_SOURCE MATERIAL:_
## start

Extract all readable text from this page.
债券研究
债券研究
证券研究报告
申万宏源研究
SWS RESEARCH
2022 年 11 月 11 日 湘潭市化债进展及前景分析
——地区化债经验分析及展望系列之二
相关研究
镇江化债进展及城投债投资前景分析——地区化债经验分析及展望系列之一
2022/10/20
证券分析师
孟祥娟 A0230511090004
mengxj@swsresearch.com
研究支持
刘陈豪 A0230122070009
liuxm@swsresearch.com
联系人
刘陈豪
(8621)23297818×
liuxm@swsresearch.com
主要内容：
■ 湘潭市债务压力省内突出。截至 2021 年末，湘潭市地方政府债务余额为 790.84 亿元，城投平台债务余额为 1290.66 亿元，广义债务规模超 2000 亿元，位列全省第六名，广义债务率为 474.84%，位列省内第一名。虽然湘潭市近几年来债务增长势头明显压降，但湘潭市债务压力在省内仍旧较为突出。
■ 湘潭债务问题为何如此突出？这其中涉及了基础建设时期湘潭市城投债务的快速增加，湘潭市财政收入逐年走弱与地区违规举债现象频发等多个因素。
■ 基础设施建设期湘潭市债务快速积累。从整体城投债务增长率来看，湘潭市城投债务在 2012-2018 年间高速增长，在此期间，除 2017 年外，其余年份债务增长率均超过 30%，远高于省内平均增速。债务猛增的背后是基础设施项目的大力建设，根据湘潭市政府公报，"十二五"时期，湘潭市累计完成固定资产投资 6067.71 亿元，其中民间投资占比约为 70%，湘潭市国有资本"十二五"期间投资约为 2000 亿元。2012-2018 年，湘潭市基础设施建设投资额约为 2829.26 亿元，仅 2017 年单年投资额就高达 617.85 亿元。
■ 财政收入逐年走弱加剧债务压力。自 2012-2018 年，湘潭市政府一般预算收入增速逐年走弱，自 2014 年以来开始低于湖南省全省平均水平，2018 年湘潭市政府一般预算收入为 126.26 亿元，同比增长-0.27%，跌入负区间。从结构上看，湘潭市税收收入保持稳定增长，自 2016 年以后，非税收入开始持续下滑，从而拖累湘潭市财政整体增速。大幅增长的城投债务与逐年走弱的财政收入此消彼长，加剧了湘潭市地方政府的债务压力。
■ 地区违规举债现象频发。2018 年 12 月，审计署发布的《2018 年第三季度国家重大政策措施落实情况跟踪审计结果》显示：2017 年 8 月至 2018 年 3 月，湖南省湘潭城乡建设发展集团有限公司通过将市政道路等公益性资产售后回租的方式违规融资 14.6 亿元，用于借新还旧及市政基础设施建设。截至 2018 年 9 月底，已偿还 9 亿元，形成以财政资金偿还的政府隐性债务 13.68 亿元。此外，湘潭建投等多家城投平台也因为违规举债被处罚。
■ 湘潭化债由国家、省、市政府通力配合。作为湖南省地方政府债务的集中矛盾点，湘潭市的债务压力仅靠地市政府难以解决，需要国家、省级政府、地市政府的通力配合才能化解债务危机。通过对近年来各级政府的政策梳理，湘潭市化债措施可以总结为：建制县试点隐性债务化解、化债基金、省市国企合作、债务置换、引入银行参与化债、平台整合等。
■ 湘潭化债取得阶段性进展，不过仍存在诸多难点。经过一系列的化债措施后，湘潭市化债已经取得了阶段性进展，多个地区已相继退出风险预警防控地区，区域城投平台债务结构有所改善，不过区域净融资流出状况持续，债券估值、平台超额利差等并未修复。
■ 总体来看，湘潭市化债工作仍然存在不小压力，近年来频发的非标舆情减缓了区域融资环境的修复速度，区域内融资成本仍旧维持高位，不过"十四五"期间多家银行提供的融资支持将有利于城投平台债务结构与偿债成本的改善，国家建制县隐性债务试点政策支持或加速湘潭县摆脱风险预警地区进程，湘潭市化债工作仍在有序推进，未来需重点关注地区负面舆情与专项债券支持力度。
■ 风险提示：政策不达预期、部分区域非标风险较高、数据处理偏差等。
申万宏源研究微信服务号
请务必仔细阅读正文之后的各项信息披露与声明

## end

_BRIEF:_ All of the entries need to be reproduced exactly; please write them out.

_RESULT FOR THIS TASK:_
Extract all readable text from this page.
债券研究
债券研究
证券研究报告
申万宏源研究
SWS RESEARCH
2022 年 11 月 11 日 湘潭市化债进展及前景分析
——地区化债经验分析及展望系列之二
相关研究
镇江化债进展及城投债投资前景分析——地区化债经验分析及展望系列之一
2022/10/20
证券分析师
孟祥娟 A0230511090004
mengxj@swsresearch.com
研究支持
刘陈豪 A0230122070009
liuxm@swsresearch.com
联系人
刘陈豪
(8621)23297818×
liuxm@swsresearch.com
主要内容：
■ 湘潭市债务压力省内突出。截至 2021 年末，湘潭市地方政府债务余额为 790.84 亿元，城投平台债务余额为 1290.66 亿元，广义债务规模超 2000 亿元，位列全省第六名，广义债务率为 474.84%，位列省内第一名。虽然湘潭市近几年来债务增长势头明显压降，但湘潭市债务压力在省内仍旧较为突出。
■ 湘潭债务问题为何如此突出？这其中涉及了基础建设时期湘潭市城投债务的快速增加，湘潭市财政收入逐年走弱与地区违规举债现象频发等多个因素。
■ 基础设施建设期湘潭市债务快速积累。从整体城投债务增长率来看，湘潭市城投债务在 2012-2018 年间高速增长，在此期间，除 2017 年外，其余年份债务增长率均超过 30%，远高于省内平均增速。债务猛增的背后是基础设施项目的大力建设，根据湘潭市政府公报，"十二五"时期，湘潭市累计完成固定资产投资 6067.71 亿元，其中民间投资占比约为 70%，湘潭市国有资本"十二五"期间投资约为 2000 亿元。2012-2018 年，湘潭市基础设施建设投资额约为 2829.26 亿元，仅 2017 年单年投资额就高达 617.85 亿元。
■ 财政收入逐年走弱加剧债务压力。自 2012-2018 年，湘潭市政府一般预算收入增速逐年走弱，自 2014 年以来开始低于湖南省全省平均水平，2018 年湘潭市政府一般预算收入为 126.26 亿元，同比增长-0.27%，跌入负区间。从结构上看，湘潭市税收收入保持稳定增长，自 2016 年以后，非税收入开始持续下滑，从而拖累湘潭市财政整体增速。大幅增长的城投债务与逐年走弱的财政收入此消彼长，加剧了湘潭市地方政府的债务压力。
■ 地区违规举债现象频发。2018 年 12 月，审计署发布的《2018 年第三季度国家重大政策措施落实情况跟踪审计结果》显示：2017 年 8 月至 2018 年 3 月，湖南省湘潭城乡建设发展集团有限公司通过将市政道路等公益性资产售后回租的方式违规融资 14.6 亿元，用于借新还旧及市政基础设施建设。截至 2018 年 9 月底，已偿还 9 亿元，形成以财政资金偿还的政府隐性债务 13.68 亿元。此外，湘潭建投等多家城投平台也因为违规举债被处罚。
■ 湘潭化债由国家、省、市政府通力配合。作为湖南省地方政府债务的集中矛盾点，湘潭市的债务压力仅靠地市政府难以解决，需要国家、省级政府、地市政府的通力配合才能化解债务危机。通过对近年来各级政府的政策梳理，湘潭市化债措施可以总结为：建制县试点隐性债务化解、化债基金、省市国企合作、债务置换、引入银行参与化债、平台整合等。
■ 湘潭化债取得阶段性进展，不过仍存在诸多难点。经过一系列的化债措施后，湘潭市化债已经取得了阶段性进展，多个地区已相继退出风险预警防控地区，区域城投平台债务结构有所改善，不过区域净融资流出状况持续，债券估值、平台超额利差等并未修复。
■ 总体来看，湘潭市化债工作仍然存在不小压力，近年来频发的非标舆情减缓了区域融资环境的修复速度，区域内融资成本仍旧维持高位，不过"十四五"期间多家银行提供的融资支持将有利于城投平台债务结构与偿债成本的改善，国家建制县隐性债务试点政策支持或加速湘潭县摆脱风险预警地区进程，湘潭市化债工作仍在有序推进，未来需重点关注地区负面舆情与专项债券支持力度。
■ 风险提示：政策不达预期、部分区域非标风险较高、数据处理偏差等。
申万宏源研究微信服务号
请务必仔细阅读正文之后的各项信息披露与声明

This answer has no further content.